Records for this exercise:
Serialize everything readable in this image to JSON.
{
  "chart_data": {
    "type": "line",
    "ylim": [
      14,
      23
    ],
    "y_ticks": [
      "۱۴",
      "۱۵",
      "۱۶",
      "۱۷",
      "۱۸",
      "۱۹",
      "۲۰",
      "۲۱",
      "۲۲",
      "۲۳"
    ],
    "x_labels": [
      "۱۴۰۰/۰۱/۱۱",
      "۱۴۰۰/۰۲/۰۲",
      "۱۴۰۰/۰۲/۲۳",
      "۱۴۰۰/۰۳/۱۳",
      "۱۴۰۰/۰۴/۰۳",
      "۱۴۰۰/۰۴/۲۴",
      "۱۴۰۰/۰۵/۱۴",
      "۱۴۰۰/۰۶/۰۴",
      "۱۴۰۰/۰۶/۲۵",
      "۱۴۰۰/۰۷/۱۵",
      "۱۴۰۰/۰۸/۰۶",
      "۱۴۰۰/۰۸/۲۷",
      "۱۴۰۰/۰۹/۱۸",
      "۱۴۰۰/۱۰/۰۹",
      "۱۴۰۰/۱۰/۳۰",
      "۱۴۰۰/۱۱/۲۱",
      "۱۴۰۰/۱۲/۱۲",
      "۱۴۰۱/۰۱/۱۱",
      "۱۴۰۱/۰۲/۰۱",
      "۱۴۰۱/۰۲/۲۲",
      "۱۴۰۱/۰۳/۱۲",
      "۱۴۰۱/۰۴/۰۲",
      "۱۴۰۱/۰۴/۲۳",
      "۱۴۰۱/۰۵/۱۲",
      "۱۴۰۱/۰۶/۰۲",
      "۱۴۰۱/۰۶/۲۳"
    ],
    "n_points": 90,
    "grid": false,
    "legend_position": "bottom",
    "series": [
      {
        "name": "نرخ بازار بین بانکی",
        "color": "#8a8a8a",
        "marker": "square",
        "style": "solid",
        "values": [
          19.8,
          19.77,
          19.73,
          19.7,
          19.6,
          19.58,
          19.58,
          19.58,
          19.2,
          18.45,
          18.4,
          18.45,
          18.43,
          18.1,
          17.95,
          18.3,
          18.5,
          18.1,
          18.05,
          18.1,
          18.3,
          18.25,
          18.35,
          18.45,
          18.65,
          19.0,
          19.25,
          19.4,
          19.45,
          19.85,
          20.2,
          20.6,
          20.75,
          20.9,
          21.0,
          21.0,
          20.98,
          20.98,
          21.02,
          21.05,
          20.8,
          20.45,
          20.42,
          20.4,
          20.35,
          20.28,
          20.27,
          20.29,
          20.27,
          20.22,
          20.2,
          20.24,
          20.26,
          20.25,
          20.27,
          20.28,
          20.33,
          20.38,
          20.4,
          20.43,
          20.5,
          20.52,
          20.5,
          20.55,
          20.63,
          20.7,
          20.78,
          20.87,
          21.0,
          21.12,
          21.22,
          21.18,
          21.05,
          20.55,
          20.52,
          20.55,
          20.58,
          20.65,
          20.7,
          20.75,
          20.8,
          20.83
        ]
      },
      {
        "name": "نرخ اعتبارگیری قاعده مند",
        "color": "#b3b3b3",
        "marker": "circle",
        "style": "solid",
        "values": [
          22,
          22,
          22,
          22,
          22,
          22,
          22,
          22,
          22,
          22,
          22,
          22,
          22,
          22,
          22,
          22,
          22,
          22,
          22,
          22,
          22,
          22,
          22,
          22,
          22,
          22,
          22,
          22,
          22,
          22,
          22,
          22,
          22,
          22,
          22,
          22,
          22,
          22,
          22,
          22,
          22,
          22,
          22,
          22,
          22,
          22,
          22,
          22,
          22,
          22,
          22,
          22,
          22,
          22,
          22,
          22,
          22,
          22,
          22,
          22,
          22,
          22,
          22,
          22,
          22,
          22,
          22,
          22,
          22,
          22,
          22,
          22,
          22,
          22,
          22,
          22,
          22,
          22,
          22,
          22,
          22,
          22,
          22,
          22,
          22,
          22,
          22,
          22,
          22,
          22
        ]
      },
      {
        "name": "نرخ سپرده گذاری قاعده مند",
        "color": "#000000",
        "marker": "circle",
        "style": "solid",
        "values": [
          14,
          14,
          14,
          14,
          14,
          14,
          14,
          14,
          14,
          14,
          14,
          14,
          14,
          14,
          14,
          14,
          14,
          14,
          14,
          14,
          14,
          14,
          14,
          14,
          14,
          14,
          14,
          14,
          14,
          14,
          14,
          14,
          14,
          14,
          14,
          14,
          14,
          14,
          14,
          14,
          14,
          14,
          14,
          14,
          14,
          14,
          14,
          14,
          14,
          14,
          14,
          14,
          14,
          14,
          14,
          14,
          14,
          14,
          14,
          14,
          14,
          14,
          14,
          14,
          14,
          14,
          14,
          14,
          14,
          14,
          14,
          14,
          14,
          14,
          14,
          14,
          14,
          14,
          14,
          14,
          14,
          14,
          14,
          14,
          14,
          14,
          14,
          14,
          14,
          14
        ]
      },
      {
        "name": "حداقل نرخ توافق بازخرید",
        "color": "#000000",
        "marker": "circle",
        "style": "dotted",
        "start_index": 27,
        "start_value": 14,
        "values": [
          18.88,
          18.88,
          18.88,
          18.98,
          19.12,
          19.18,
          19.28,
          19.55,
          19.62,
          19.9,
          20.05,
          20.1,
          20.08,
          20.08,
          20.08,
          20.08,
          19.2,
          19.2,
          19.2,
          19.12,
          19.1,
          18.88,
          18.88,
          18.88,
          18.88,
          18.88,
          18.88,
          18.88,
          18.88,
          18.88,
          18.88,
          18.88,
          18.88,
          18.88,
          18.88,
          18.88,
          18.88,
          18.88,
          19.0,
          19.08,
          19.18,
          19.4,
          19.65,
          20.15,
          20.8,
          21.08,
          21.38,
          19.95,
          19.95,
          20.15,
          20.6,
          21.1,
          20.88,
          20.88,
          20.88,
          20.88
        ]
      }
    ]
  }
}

Challenge: Look through the material and say how many lines hold "قاعده". Give the number only.

Task answer: 2